Excerpts from a figure dataset

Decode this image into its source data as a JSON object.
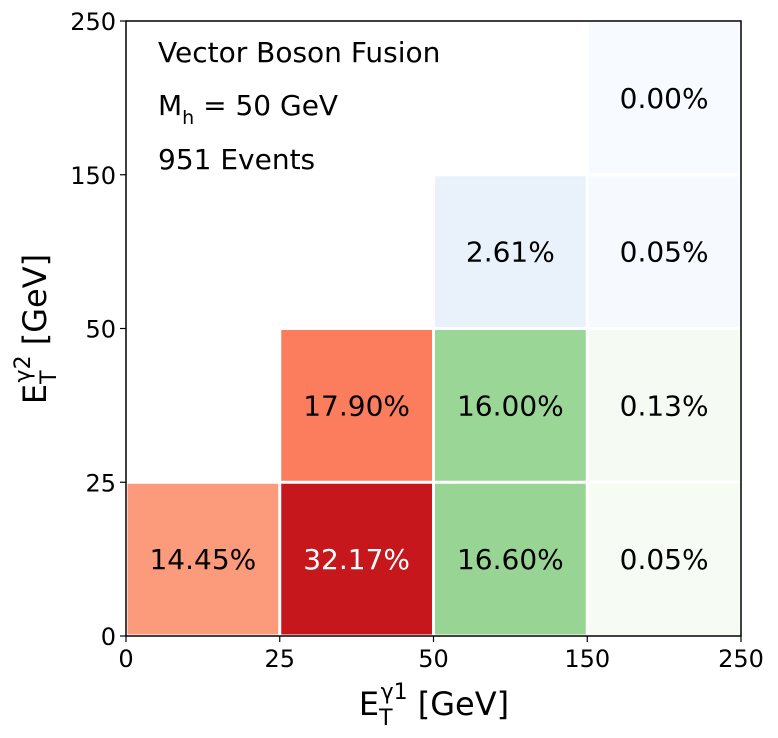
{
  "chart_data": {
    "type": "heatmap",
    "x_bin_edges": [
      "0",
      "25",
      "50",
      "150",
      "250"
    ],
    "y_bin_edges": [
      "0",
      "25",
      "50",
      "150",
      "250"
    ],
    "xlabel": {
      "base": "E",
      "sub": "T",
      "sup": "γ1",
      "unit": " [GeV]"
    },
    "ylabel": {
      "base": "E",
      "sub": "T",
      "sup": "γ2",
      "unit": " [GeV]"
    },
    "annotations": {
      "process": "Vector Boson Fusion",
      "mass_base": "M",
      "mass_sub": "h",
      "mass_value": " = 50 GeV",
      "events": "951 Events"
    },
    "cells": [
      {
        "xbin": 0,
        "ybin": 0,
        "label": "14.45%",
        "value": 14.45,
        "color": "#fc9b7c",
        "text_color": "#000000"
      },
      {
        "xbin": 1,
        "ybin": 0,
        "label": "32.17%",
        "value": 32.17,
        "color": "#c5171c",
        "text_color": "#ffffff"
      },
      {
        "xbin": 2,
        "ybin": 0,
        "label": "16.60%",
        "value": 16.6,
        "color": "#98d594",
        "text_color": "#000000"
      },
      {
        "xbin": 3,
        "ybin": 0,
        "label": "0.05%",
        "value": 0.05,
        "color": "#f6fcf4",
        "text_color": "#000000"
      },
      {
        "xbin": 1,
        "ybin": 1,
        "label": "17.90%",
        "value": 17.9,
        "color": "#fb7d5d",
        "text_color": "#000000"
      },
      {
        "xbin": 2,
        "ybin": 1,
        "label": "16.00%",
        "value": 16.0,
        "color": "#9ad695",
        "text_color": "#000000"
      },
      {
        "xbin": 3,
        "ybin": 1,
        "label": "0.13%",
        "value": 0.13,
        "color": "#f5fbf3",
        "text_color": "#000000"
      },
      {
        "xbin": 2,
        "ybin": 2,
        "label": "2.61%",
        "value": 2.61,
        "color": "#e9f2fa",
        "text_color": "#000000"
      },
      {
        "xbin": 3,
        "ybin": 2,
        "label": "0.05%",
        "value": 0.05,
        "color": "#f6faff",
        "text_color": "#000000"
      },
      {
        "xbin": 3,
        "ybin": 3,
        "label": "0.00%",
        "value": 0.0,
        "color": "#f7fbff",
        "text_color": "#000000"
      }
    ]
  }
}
---
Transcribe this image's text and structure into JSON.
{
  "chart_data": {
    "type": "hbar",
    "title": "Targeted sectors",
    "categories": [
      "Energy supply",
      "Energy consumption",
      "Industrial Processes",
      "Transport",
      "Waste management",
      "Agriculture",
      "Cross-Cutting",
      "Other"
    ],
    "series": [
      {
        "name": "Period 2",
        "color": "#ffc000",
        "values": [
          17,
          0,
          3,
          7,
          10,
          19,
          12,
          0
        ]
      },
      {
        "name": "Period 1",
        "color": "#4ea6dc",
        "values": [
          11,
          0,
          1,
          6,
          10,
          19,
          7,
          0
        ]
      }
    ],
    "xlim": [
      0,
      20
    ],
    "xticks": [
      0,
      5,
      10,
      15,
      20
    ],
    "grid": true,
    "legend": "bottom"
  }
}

_WHAT THE TASK REQUIRES:_ In the entries above, find each line with the word "into" and copy it.

_EXERCISE ANSWER:_
Decode this image into its source data as a JSON object.
Transcribe this image's text and structure into JSON.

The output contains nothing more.